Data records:
———

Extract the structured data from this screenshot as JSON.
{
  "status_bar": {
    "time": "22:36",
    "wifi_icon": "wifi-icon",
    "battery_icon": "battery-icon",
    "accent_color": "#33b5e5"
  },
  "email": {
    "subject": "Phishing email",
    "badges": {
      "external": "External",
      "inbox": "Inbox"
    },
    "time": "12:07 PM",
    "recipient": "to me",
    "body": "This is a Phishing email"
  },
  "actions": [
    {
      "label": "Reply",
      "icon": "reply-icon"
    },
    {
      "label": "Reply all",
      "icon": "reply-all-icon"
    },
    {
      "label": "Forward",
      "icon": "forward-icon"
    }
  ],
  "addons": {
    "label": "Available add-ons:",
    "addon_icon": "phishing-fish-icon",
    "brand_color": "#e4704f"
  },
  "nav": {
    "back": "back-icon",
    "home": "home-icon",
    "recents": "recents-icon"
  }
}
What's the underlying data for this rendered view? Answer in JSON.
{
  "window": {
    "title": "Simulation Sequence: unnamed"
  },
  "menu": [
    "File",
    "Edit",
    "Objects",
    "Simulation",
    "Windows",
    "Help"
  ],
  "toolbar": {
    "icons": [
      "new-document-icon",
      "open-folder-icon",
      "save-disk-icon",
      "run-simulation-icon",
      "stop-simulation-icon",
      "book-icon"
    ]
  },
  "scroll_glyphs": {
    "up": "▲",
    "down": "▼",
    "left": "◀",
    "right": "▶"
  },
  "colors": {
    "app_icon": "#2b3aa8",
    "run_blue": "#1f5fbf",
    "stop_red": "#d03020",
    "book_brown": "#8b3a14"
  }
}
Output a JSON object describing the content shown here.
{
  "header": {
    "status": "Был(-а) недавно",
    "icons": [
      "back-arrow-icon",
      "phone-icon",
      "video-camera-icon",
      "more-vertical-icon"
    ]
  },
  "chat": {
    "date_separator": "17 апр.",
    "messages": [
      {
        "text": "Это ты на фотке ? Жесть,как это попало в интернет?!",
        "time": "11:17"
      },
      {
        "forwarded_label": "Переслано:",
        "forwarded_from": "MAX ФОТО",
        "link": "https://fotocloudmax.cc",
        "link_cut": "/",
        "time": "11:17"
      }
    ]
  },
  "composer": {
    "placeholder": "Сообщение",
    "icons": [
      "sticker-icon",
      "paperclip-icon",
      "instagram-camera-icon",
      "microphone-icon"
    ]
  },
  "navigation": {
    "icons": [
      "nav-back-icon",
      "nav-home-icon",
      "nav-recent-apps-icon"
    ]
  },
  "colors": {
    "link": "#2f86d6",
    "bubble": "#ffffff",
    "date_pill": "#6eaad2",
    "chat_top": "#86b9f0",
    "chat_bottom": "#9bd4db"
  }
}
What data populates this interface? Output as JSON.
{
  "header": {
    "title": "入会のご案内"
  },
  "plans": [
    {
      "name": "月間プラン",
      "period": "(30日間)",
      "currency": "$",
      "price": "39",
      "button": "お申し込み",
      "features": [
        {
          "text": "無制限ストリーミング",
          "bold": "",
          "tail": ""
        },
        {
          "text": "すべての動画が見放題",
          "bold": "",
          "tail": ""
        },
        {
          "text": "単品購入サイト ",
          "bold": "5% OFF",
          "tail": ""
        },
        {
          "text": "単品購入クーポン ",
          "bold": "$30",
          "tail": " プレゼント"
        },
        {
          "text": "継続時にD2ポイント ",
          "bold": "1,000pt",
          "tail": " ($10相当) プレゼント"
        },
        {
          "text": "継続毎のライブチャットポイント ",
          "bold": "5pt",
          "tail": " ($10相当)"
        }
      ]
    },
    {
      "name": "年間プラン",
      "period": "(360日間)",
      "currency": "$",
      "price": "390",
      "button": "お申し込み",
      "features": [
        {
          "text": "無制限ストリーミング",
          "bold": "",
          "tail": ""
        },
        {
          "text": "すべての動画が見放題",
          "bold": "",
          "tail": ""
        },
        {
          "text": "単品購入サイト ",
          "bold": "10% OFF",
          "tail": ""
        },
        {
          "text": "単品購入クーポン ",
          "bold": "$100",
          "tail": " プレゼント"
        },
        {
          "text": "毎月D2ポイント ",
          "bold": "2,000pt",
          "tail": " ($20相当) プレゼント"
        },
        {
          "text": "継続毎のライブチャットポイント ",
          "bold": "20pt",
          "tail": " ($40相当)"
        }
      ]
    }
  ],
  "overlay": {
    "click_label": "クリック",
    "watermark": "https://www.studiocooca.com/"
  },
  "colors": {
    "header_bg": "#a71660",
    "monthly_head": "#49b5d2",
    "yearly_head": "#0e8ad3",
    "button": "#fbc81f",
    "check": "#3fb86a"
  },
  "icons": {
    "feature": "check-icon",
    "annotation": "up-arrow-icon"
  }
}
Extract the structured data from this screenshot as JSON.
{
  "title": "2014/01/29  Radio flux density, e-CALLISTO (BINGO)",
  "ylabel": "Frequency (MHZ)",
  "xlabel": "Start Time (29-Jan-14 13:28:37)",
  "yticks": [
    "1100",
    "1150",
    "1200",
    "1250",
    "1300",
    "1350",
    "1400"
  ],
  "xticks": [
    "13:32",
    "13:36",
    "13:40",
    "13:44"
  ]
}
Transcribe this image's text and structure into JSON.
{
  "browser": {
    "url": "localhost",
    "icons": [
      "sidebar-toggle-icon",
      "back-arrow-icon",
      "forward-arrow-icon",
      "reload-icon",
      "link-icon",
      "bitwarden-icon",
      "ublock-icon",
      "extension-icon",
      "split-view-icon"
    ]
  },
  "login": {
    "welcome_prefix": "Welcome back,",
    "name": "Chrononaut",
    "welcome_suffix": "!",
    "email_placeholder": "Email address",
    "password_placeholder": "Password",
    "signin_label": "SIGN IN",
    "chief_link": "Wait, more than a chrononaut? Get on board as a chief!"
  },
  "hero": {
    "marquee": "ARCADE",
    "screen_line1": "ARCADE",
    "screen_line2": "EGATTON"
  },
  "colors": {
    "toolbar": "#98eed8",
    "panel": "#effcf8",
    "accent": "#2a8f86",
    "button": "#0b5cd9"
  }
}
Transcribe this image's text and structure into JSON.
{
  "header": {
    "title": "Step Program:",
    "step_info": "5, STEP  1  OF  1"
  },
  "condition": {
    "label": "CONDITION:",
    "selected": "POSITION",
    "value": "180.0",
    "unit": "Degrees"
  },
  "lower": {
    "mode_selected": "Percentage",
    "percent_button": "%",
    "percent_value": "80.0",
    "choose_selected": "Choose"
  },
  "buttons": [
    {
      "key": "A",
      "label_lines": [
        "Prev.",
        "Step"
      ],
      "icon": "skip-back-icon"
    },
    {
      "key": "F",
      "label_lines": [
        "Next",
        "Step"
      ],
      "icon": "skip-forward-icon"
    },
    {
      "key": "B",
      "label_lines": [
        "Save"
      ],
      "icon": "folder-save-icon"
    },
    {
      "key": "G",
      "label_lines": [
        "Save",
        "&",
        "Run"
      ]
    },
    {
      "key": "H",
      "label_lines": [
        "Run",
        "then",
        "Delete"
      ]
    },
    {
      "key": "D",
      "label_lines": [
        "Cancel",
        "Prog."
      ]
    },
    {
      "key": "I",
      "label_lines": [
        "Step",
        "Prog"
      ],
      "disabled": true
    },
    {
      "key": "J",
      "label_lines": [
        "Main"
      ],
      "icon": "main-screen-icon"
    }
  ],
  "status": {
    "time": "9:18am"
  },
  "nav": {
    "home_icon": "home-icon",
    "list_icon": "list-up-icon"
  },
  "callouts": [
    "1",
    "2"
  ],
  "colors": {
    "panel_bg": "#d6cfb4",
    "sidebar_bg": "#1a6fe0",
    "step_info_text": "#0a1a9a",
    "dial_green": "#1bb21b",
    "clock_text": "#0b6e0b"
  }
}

———

Objective: Write each line above out exactly.

Answer in full:
Extract the structured data from this screenshot as JSON.
{
  "status_bar": {
    "time": "22:36",
    "wifi_icon": "wifi-icon",
    "battery_icon": "battery-icon",
    "accent_color": "#33b5e5"
  },
  "email": {
    "subject": "Phishing email",
    "badges": {
      "external": "External",
      "inbox": "Inbox"
    },
    "time": "12:07 PM",
    "recipient": "to me",
    "body": "This is a Phishing email"
  },
  "actions": [
    {
      "label": "Reply",
      "icon": "reply-icon"
    },
    {
      "label": "Reply all",
      "icon": "reply-all-icon"
    },
    {
      "label": "Forward",
      "icon": "forward-icon"
    }
  ],
  "addons": {
    "label": "Available add-ons:",
    "addon_icon": "phishing-fish-icon",
    "brand_color": "#e4704f"
  },
  "nav": {
    "back": "back-icon",
    "home": "home-icon",
    "recents": "recents-icon"
  }
}
What's the underlying data for this rendered view? Answer in JSON.
{
  "window": {
    "title": "Simulation Sequence: unnamed"
  },
  "menu": [
    "File",
    "Edit",
    "Objects",
    "Simulation",
    "Windows",
    "Help"
  ],
  "toolbar": {
    "icons": [
      "new-document-icon",
      "open-folder-icon",
      "save-disk-icon",
      "run-simulation-icon",
      "stop-simulation-icon",
      "book-icon"
    ]
  },
  "scroll_glyphs": {
    "up": "▲",
    "down": "▼",
    "left": "◀",
    "right": "▶"
  },
  "colors": {
    "app_icon": "#2b3aa8",
    "run_blue": "#1f5fbf",
    "stop_red": "#d03020",
    "book_brown": "#8b3a14"
  }
}
Output a JSON object describing the content shown here.
{
  "header": {
    "status": "Был(-а) недавно",
    "icons": [
      "back-arrow-icon",
      "phone-icon",
      "video-camera-icon",
      "more-vertical-icon"
    ]
  },
  "chat": {
    "date_separator": "17 апр.",
    "messages": [
      {
        "text": "Это ты на фотке ? Жесть,как это попало в интернет?!",
        "time": "11:17"
      },
      {
        "forwarded_label": "Переслано:",
        "forwarded_from": "MAX ФОТО",
        "link": "https://fotocloudmax.cc",
        "link_cut": "/",
        "time": "11:17"
      }
    ]
  },
  "composer": {
    "placeholder": "Сообщение",
    "icons": [
      "sticker-icon",
      "paperclip-icon",
      "instagram-camera-icon",
      "microphone-icon"
    ]
  },
  "navigation": {
    "icons": [
      "nav-back-icon",
      "nav-home-icon",
      "nav-recent-apps-icon"
    ]
  },
  "colors": {
    "link": "#2f86d6",
    "bubble": "#ffffff",
    "date_pill": "#6eaad2",
    "chat_top": "#86b9f0",
    "chat_bottom": "#9bd4db"
  }
}
What data populates this interface? Output as JSON.
{
  "header": {
    "title": "入会のご案内"
  },
  "plans": [
    {
      "name": "月間プラン",
      "period": "(30日間)",
      "currency": "$",
      "price": "39",
      "button": "お申し込み",
      "features": [
        {
          "text": "無制限ストリーミング",
          "bold": "",
          "tail": ""
        },
        {
          "text": "すべての動画が見放題",
          "bold": "",
          "tail": ""
        },
        {
          "text": "単品購入サイト ",
          "bold": "5% OFF",
          "tail": ""
        },
        {
          "text": "単品購入クーポン ",
          "bold": "$30",
          "tail": " プレゼント"
        },
        {
          "text": "継続時にD2ポイント ",
          "bold": "1,000pt",
          "tail": " ($10相当) プレゼント"
        },
        {
          "text": "継続毎のライブチャットポイント ",
          "bold": "5pt",
          "tail": " ($10相当)"
        }
      ]
    },
    {
      "name": "年間プラン",
      "period": "(360日間)",
      "currency": "$",
      "price": "390",
      "button": "お申し込み",
      "features": [
        {
          "text": "無制限ストリーミング",
          "bold": "",
          "tail": ""
        },
        {
          "text": "すべての動画が見放題",
          "bold": "",
          "tail": ""
        },
        {
          "text": "単品購入サイト ",
          "bold": "10% OFF",
          "tail": ""
        },
        {
          "text": "単品購入クーポン ",
          "bold": "$100",
          "tail": " プレゼント"
        },
        {
          "text": "毎月D2ポイント ",
          "bold": "2,000pt",
          "tail": " ($20相当) プレゼント"
        },
        {
          "text": "継続毎のライブチャットポイント ",
          "bold": "20pt",
          "tail": " ($40相当)"
        }
      ]
    }
  ],
  "overlay": {
    "click_label": "クリック",
    "watermark": "https://www.studiocooca.com/"
  },
  "colors": {
    "header_bg": "#a71660",
    "monthly_head": "#49b5d2",
    "yearly_head": "#0e8ad3",
    "button": "#fbc81f",
    "check": "#3fb86a"
  },
  "icons": {
    "feature": "check-icon",
    "annotation": "up-arrow-icon"
  }
}
Extract the structured data from this screenshot as JSON.
{
  "title": "2014/01/29  Radio flux density, e-CALLISTO (BINGO)",
  "ylabel": "Frequency (MHZ)",
  "xlabel": "Start Time (29-Jan-14 13:28:37)",
  "yticks": [
    "1100",
    "1150",
    "1200",
    "1250",
    "1300",
    "1350",
    "1400"
  ],
  "xticks": [
    "13:32",
    "13:36",
    "13:40",
    "13:44"
  ]
}
Transcribe this image's text and structure into JSON.
{
  "browser": {
    "url": "localhost",
    "icons": [
      "sidebar-toggle-icon",
      "back-arrow-icon",
      "forward-arrow-icon",
      "reload-icon",
      "link-icon",
      "bitwarden-icon",
      "ublock-icon",
      "extension-icon",
      "split-view-icon"
    ]
  },
  "login": {
    "welcome_prefix": "Welcome back,",
    "name": "Chrononaut",
    "welcome_suffix": "!",
    "email_placeholder": "Email address",
    "password_placeholder": "Password",
    "signin_label": "SIGN IN",
    "chief_link": "Wait, more than a chrononaut? Get on board as a chief!"
  },
  "hero": {
    "marquee": "ARCADE",
    "screen_line1": "ARCADE",
    "screen_line2": "EGATTON"
  },
  "colors": {
    "toolbar": "#98eed8",
    "panel": "#effcf8",
    "accent": "#2a8f86",
    "button": "#0b5cd9"
  }
}
Transcribe this image's text and structure into JSON.
{
  "header": {
    "title": "Step Program:",
    "step_info": "5, STEP  1  OF  1"
  },
  "condition": {
    "label": "CONDITION:",
    "selected": "POSITION",
    "value": "180.0",
    "unit": "Degrees"
  },
  "lower": {
    "mode_selected": "Percentage",
    "percent_button": "%",
    "percent_value": "80.0",
    "choose_selected": "Choose"
  },
  "buttons": [
    {
      "key": "A",
      "label_lines": [
        "Prev.",
        "Step"
      ],
      "icon": "skip-back-icon"
    },
    {
      "key": "F",
      "label_lines": [
        "Next",
        "Step"
      ],
      "icon": "skip-forward-icon"
    },
    {
      "key": "B",
      "label_lines": [
        "Save"
      ],
      "icon": "folder-save-icon"
    },
    {
      "key": "G",
      "label_lines": [
        "Save",
        "&",
        "Run"
      ]
    },
    {
      "key": "H",
      "label_lines": [
        "Run",
        "then",
        "Delete"
      ]
    },
    {
      "key": "D",
      "label_lines": [
        "Cancel",
        "Prog."
      ]
    },
    {
      "key": "I",
      "label_lines": [
        "Step",
        "Prog"
      ],
      "disabled": true
    },
    {
      "key": "J",
      "label_lines": [
        "Main"
      ],
      "icon": "main-screen-icon"
    }
  ],
  "status": {
    "time": "9:18am"
  },
  "nav": {
    "home_icon": "home-icon",
    "list_icon": "list-up-icon"
  },
  "callouts": [
    "1",
    "2"
  ],
  "colors": {
    "panel_bg": "#d6cfb4",
    "sidebar_bg": "#1a6fe0",
    "step_info_text": "#0a1a9a",
    "dial_green": "#1bb21b",
    "clock_text": "#0b6e0b"
  }
}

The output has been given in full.